Page:
--
About a week ago, through quarantine boredom, I was mindlessly perusing the internet. You know, as you do.
I had been playing the Sims 4, scrolling mindlessly through social media, and then somehow ended up on Storybird.com.
I first joined Storybird in middle school for a class assignment, but quickly fell in love with the site and have been writing on it ever since. Being the busy adult I am, I don’t write too much on the site anymore, but I do pop on every now and again to converse with the community.
This particular evening, I had been searching through my old writing for a poem to submit to a literary journal. I had a particular one in mind that I had a vague memory of writing and knew it would be a good fit.
But that evening, I found so much more than what I had been looking for.
I have hundreds of poems and stories on the site, most of which I hadn’t revisited since I published them in high school. I slowly began searching through my writing and ended up getting distracted by my other work.
As I reread my old poetry, I found myself transported back in time.
Suddenly, I was a sophomore in high school again, sitting at home in front of my cluttered desk, attempting to put my heartbroken feelings on paper.
Suddenly, I was 17 again, frustrated by the lack of communication in her household and seeking a way out.
And then I was a freshman in college, doing my best to put words to the fluttering feeling in my chest, from that boy from my communication class who smiled at me.
I think that writing acts as a time capsule, holding onto feelings and moments until we are ready for them once again.
Reading through my old work felt like reconnecting with a good friend, one I had almost forgotten about. I was reminded of how much I used to write, read, draw, and photograph. I was reminded of how close the muse and I used to be.
--
Tasks to carry out:
**a.** In the essay about rereading old writing on Storybird, what first led the writer to join the site?
**b.** Using the Storybird essay, explain why the writer was going through old work that evening.
**c.** Carry on writing the essay about rereading old Storybird work, starting right after its last sentence.
The lines that come next have nothing to do with any of this.

Collected material:
--
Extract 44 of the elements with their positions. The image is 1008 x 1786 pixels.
--
Expected answers:
**a.** A class assignment in middle school.

**b.** The writer wanted a poem to submit to a literary journal. It was one the writer vaguely remembered writing and knew would be a good fit.

**c.**
But, once I started college, I drifted from the girl I used to be. I became busy. Too preoccupied with boys and grades to remember what creativity was. I went from writing nearly daily to writing once a month. Once a semester. Once a year.
And I realized — I had been letting myself down.
My fourteen-year-old self would be saddened to see who I had become and where I had placed my priorities. I had been given the gift of creativity, yet what had I done with it?
Even being the writer that I am, I find it difficult to put words to exactly how I felt that night. It was almost as if I had been sleeping, and at that moment had finally awakened. It was almost as if the little girl who had been chasing me for so many years had finally caught up.
It was as if I finally remembered who I used to be and who I wanted to become.
There are many things we enjoy as children that we “grow out of” as we age. We lose interest in playing outside. We stop reading. We don’t doodle anymore. We laugh at how ridiculous our stories used to be and stop telling them.
Yet, when we leave those things behind us, I believe that sometimes we are leaving behind parts of ourselves.
No, you cannot keep every hobby or passion you’ve ever had. Yes, you can grow out of things as your interests change.
But how many things have we simply walked away from? How many times have we deemed them a lower priority, moved them to the bottom of our list or off our list completely?
As I’ve aged, though I have grown in so many wonderful ways, I often feel like I’m losing parts of me. I feel as if my personality is muted. Sometimes I forget who Kim is.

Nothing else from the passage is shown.